* _PASSAGE TO READ_
Gene therapy on horizon for ASD families
Gene therapy on horizon for ASD families
We were all born with a hole in the septum, the thin membrane that separates the left and right atrial chambers. The hole shunts fetal blood away from still-undeveloped lungs. It usually closes shortly after birth, within the first week of life.
Once in every 1,500 live births in the United States, the hole never closes. In that case, blood passes from the left side of the atrium to the right side; instead of the normal process of blood returning from the lungs after being collected in the left atrium and passing to the left ventricle. As a result, patients aren’t getting enough blood in their left ventricle. When the chamber squeezes, it doesn’t squeeze enough blood into the circulation to provide adequate oxygenated blood to the rest of body. Children with atrial septal defect (ASD) become cyanotic.
Human molecular geneticist Jon Seidman, MD, of Harvard Medical School recently announced the discovery of gene mutations responsible for ASD.1 To scope the gene mutations’ role in ASD and determine the disorder’s inheritance pattern, he analyzed the DNA of a five-generation, 32-member extended congenital heart disease family, of which 17 survive. The family members who harbor this NKX2-5 mutation have a septal defect, Seidman wrote. Individuals with a surgically repaired septum usually do quite well. In other circumstances, they have electrical conductance defects and require a pacemaker to maintain a strong, steady heartbeat.
"In this extended family," Seidman wrote, "every living member required a pacemaker. The surprising thing is that many of them had the devices installed before they went on to have surgery to repair the hole."

* _ENTRIES SHOWN_

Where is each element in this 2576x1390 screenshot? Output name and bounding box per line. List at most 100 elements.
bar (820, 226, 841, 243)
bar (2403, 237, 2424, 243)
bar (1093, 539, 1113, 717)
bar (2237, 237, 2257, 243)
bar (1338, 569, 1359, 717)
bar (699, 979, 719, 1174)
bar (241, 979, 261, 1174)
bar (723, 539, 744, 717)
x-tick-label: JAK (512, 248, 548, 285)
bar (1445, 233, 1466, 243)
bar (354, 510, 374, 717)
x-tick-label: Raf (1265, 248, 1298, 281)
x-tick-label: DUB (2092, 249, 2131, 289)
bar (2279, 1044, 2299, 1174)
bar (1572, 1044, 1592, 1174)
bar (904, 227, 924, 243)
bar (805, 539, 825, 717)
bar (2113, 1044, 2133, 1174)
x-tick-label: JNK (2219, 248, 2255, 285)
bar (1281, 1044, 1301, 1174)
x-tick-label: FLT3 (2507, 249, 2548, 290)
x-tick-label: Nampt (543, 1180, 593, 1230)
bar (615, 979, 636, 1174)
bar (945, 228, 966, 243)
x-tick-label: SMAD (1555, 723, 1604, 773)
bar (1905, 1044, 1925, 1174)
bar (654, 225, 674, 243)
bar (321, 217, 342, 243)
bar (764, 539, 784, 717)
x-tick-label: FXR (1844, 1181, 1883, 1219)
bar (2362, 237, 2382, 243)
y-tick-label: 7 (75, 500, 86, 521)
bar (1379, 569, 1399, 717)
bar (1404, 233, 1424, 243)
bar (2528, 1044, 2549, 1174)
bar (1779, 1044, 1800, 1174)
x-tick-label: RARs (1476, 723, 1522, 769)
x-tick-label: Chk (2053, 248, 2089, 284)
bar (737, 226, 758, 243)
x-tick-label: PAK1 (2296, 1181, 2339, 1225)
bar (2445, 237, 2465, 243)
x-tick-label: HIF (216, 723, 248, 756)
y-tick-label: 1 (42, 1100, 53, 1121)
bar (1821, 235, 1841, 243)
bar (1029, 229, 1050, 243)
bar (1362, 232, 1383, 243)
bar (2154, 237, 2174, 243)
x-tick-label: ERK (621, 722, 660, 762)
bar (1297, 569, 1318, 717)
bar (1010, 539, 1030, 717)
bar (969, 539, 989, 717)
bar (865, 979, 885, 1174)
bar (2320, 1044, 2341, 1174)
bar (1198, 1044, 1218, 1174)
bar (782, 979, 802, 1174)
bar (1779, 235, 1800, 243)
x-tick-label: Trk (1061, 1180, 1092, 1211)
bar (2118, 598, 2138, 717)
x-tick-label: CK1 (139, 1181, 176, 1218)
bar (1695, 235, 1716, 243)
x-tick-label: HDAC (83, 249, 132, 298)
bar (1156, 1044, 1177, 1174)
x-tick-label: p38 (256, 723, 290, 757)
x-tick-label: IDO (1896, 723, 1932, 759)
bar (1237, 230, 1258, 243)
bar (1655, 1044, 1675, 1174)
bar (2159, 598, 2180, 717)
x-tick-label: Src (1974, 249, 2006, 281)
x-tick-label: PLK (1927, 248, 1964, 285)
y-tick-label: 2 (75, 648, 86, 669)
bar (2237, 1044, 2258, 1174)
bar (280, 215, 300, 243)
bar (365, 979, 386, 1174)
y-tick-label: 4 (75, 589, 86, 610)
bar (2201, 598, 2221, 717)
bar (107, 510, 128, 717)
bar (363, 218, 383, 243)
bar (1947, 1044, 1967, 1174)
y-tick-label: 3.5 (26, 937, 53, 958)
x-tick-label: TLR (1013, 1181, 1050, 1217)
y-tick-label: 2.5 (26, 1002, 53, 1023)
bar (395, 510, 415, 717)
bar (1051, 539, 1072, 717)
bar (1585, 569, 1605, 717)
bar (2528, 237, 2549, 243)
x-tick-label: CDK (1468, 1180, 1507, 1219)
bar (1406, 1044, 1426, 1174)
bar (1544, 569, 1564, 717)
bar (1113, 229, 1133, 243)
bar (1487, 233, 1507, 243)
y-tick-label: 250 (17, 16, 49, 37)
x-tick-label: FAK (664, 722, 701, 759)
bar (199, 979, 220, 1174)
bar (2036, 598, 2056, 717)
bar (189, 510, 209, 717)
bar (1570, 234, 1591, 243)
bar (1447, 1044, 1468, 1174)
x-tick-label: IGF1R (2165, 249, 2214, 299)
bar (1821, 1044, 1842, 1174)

* _BRIEF 1_
Based on the article on atrial septal defect, is each statement true? (a) The hole in the septum usually closes within the first week of life. (b) The family Seidman studied spanned four generations. (c) Every living member of that family required a pacemaker. Answer yes or no for each and quote the deciding words.
* _BRIEF 2_
Transcribe the part of the article on atrial septal defect starting at "Human molecular geneticist" and ending at "strong, steady heartbeat.".
* _BRIEF 3_
Write the next part of the article on atrial septal defect, picking up after its final sentence.
None of the entries is needed for this work.

* _WRITTEN REPLY 1_
(a) Yes: "It usually closes shortly after birth, within the first week of life."
(b) No: "a five-generation, 32-member extended congenital heart disease family"
(c) Yes: "every living member required a pacemaker."

* _WRITTEN REPLY 2_
Human molecular geneticist Jon Seidman, MD, of Harvard Medical School recently announced the discovery of gene mutations responsible for ASD.1 To scope the gene mutations’ role in ASD and determine the disorder’s inheritance pattern, he analyzed the DNA of a five-generation, 32-member extended congenital heart disease family, of which 17 survive. The family members who harbor this NKX2-5 mutation have a septal defect, Seidman wrote. Individuals with a surgically repaired septum usually do quite well. In other circumstances, they have electrical conductance defects and require a pacemaker to maintain a strong, steady heartbeat.

* _WRITTEN REPLY 3_
It has been previously hypothesized that it was the surgical repair itself that led to the destruction of the electrical conductance system, requiring a pacemaker. "That may be true in many instan-ces," Seidman allowed, "but in this family, it ap-pears not to be. There are individuals here who had a conduction defect well before they showed any signs of a septal defect. . . Not all individuals with septal defects have conduction disease, certainly one could imagine screening the NKX2-5 gene of patients with septal defects to see if they have gene mutations, and . . . develop conduction disease. I just don’t know if the low number of cases will make it worthwhile."
Further down the road, Seidman foresees the potential for gene therapy in individuals with septal defects is real if you can identify the inadequate proteins in the septum. "You could imagine turning those genes on, stimulating septal formation — providing a treatment for people with this condition." "Of course," he concluded, "that’s sort of a pipe dream right now."
Reference
1. Schott J, Benson DW, Seidman JG, et al. Congenital heart disease caused by mutations in the transcription factor NKX2-5. Science 1998; 281.